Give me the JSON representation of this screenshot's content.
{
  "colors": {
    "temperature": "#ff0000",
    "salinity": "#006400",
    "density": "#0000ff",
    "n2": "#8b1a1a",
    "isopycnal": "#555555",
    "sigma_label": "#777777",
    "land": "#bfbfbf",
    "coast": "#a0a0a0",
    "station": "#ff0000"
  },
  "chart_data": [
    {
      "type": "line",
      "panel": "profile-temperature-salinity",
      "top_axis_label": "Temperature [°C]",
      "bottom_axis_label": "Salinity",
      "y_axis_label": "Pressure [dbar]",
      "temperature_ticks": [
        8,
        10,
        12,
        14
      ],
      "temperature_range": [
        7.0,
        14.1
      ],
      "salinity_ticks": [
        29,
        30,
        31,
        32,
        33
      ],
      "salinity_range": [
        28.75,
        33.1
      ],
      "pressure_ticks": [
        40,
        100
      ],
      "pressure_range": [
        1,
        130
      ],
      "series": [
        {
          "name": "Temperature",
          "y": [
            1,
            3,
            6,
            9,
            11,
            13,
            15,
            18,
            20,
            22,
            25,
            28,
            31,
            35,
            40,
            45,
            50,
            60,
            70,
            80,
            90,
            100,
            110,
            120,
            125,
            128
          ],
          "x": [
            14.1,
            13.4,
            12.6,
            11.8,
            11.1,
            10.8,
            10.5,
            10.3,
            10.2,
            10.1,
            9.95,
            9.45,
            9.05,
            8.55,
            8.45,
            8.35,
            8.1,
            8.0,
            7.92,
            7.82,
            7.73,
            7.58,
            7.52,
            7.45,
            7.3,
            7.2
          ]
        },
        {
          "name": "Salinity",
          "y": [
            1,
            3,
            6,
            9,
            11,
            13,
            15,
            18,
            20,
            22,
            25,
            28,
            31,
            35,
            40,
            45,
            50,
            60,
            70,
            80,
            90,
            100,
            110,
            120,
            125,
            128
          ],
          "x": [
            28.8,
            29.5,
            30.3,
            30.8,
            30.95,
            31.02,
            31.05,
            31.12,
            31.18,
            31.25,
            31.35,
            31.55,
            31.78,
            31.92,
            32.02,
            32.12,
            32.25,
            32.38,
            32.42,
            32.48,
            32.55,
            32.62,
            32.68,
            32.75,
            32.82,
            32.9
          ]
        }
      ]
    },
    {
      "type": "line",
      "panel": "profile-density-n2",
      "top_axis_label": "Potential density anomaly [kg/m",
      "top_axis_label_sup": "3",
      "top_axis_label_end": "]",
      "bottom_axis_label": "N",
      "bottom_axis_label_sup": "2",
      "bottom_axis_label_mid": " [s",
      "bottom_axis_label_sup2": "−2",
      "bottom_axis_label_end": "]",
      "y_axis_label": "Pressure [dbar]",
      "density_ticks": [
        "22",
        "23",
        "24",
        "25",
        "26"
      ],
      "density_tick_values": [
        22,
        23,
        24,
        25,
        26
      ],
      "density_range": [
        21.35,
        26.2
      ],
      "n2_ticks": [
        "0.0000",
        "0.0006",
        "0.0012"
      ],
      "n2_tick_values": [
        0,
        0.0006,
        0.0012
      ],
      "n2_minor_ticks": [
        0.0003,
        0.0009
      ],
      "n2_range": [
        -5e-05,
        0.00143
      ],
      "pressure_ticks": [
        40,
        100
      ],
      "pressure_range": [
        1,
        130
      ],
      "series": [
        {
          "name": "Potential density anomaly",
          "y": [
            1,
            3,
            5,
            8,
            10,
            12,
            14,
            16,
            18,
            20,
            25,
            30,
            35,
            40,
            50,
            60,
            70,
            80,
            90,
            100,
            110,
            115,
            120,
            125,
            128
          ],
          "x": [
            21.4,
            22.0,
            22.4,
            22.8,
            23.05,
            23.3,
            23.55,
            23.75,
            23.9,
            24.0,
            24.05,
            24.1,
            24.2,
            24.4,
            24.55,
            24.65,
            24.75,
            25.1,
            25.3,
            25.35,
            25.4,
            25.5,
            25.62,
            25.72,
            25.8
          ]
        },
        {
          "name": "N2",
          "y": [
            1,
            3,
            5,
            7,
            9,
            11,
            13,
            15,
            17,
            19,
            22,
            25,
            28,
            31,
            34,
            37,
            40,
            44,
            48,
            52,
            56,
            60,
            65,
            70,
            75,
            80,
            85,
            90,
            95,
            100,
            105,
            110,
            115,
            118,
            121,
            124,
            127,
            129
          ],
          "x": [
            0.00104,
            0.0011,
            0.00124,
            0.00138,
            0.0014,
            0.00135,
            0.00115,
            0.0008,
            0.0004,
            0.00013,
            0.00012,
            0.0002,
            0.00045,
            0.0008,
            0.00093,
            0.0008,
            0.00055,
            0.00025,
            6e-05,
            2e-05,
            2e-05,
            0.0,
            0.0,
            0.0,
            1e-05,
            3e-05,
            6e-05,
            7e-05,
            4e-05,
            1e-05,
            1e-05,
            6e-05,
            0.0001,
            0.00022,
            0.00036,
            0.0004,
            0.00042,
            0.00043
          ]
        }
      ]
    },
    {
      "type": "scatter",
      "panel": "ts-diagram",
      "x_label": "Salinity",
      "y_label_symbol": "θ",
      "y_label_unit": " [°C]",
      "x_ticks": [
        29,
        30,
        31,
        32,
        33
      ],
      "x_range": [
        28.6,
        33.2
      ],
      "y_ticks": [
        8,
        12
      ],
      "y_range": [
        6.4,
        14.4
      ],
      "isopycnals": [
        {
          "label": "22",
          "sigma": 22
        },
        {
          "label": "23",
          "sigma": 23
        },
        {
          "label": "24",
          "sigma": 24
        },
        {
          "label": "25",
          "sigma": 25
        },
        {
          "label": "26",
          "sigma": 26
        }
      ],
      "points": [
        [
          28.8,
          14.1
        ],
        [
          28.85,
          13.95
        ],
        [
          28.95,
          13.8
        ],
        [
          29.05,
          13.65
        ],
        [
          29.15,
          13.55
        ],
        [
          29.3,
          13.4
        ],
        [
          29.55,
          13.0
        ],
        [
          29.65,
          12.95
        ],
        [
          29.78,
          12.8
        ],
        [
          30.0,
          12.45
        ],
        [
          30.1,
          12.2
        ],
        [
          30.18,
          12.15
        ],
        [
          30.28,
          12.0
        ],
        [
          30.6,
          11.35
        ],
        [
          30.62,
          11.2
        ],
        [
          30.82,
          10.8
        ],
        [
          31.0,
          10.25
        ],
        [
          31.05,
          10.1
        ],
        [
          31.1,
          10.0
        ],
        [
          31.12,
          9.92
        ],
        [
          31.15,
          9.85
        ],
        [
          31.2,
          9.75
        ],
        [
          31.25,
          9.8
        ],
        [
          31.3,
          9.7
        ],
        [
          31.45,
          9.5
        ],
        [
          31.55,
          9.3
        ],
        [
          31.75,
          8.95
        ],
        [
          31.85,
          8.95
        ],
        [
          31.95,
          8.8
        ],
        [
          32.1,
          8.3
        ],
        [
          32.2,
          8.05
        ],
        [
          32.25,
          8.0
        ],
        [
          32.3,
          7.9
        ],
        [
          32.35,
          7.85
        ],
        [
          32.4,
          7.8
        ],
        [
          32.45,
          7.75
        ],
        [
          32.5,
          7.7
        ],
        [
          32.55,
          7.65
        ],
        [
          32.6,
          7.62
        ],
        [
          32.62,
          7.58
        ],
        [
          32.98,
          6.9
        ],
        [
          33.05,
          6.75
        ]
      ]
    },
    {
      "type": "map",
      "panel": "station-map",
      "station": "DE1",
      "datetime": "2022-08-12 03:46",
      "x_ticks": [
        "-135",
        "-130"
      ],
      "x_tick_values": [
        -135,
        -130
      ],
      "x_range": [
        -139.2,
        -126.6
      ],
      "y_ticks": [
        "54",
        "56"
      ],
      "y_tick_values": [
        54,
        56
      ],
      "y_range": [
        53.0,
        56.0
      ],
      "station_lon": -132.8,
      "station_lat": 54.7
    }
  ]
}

══════════

→ **DIRECTIVE**: Which lines of the data include "anomaly"? Copy each of them.

→ **EXPECTED ANSWER**:
      "top_axis_label": "Potential density anomaly [kg/m",
          "name": "Potential density anomaly",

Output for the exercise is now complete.